_WORK TO COMPLETE:_
Leave out the pictures and copy the remaining records exactly.

··· WORKING DATA ···

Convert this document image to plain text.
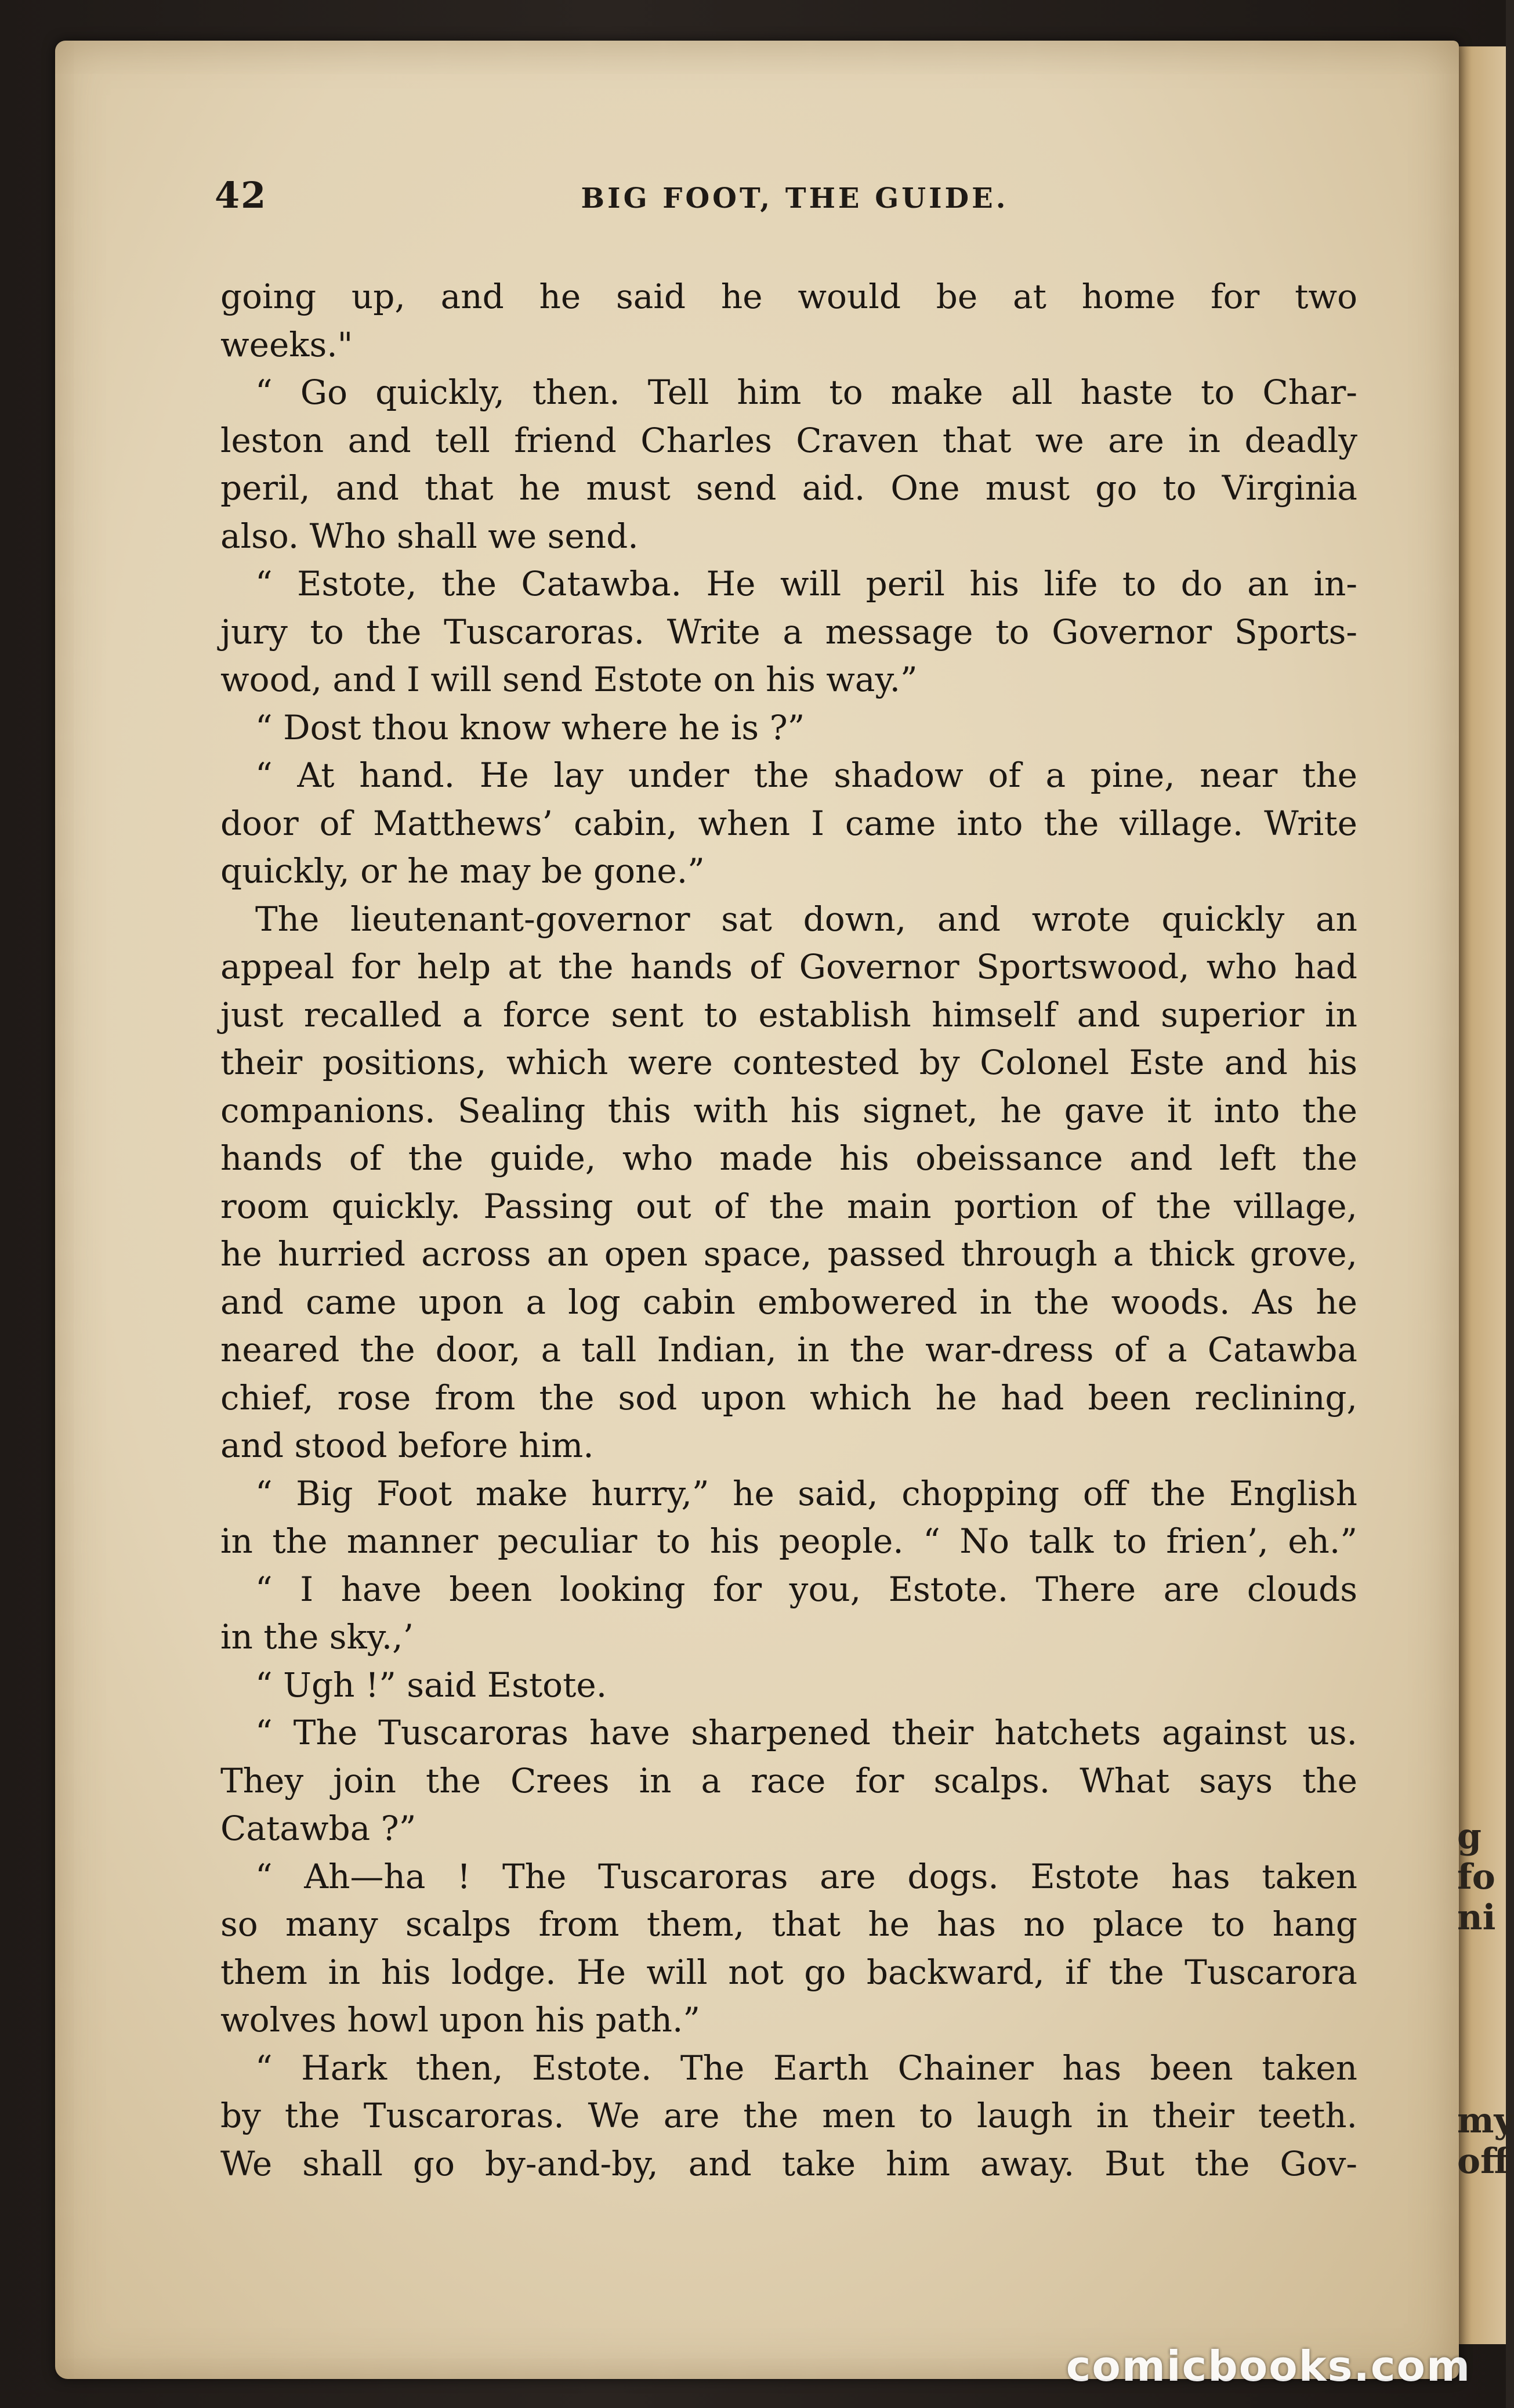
42	BIG FOOT, THE GUIDE.
going up, and he said he would be at home for two
weeks."
“ Go quickly, then. Tell him to make all haste to Char-
leston and tell friend Charles Craven that we are in deadly
peril, and that he must send aid. One must go to Virginia
also. Who shall we send.
“ Estote, the Catawba. He will peril his life to do an in-
jury to the Tuscaroras. Write a message to Governor Sports-
wood, and I will send Estote on his way.”
“ Dost thou know where he is ?”
“ At hand. He lay under the shadow of a pine, near the
door of Matthews’ cabin, when I came into the village. Write
quickly, or he may be gone.”
The lieutenant-governor sat down, and wrote quickly an
appeal for help at the hands of Governor Sportswood, who had
just recalled a force sent to establish himself and superior in
their positions, which were contested by Colonel Este and his
companions. Sealing this with his signet, he gave it into the
hands of the guide, who made his obeissance and left the
room quickly. Passing out of the main portion of the village,
he hurried across an open space, passed through a thick grove,
and came upon a log cabin embowered in the woods. As he
neared the door, a tall Indian, in the war-dress of a Catawba
chief, rose from the sod upon which he had been reclining,
and stood before him.
“ Big Foot make hurry,” he said, chopping off the English
in the manner peculiar to his people. “ No talk to frien’, eh.”
“ I have been looking for you, Estote. There are clouds
in the sky.,’
“ Ugh !” said Estote.
“ The Tuscaroras have sharpened their hatchets against us.
They join the Crees in a race for scalps. What says the
Catawba ?”
“ Ah—ha ! The Tuscaroras are dogs. Estote has taken
so many scalps from them, that he has no place to hang
them in his lodge. He will not go backward, if the Tuscarora
wolves howl upon his path.”
“ Hark then, Estote. The Earth Chainer has been taken
by the Tuscaroras. We are the men to laugh in their teeth.
We shall go by-and-by, and take him away. But the Gov-
g
fo
ni
my
off
comicbooks.com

···

_ANSWER IN FULL:_
Convert this document image to plain text.
42	BIG FOOT, THE GUIDE.
going up, and he said he would be at home for two
weeks."
“ Go quickly, then. Tell him to make all haste to Char-
leston and tell friend Charles Craven that we are in deadly
peril, and that he must send aid. One must go to Virginia
also. Who shall we send.
“ Estote, the Catawba. He will peril his life to do an in-
jury to the Tuscaroras. Write a message to Governor Sports-
wood, and I will send Estote on his way.”
“ Dost thou know where he is ?”
“ At hand. He lay under the shadow of a pine, near the
door of Matthews’ cabin, when I came into the village. Write
quickly, or he may be gone.”
The lieutenant-governor sat down, and wrote quickly an
appeal for help at the hands of Governor Sportswood, who had
just recalled a force sent to establish himself and superior in
their positions, which were contested by Colonel Este and his
companions. Sealing this with his signet, he gave it into the
hands of the guide, who made his obeissance and left the
room quickly. Passing out of the main portion of the village,
he hurried across an open space, passed through a thick grove,
and came upon a log cabin embowered in the woods. As he
neared the door, a tall Indian, in the war-dress of a Catawba
chief, rose from the sod upon which he had been reclining,
and stood before him.
“ Big Foot make hurry,” he said, chopping off the English
in the manner peculiar to his people. “ No talk to frien’, eh.”
“ I have been looking for you, Estote. There are clouds
in the sky.,’
“ Ugh !” said Estote.
“ The Tuscaroras have sharpened their hatchets against us.
They join the Crees in a race for scalps. What says the
Catawba ?”
“ Ah—ha ! The Tuscaroras are dogs. Estote has taken
so many scalps from them, that he has no place to hang
them in his lodge. He will not go backward, if the Tuscarora
wolves howl upon his path.”
“ Hark then, Estote. The Earth Chainer has been taken
by the Tuscaroras. We are the men to laugh in their teeth.
We shall go by-and-by, and take him away. But the Gov-
g
fo
ni
my
off
comicbooks.com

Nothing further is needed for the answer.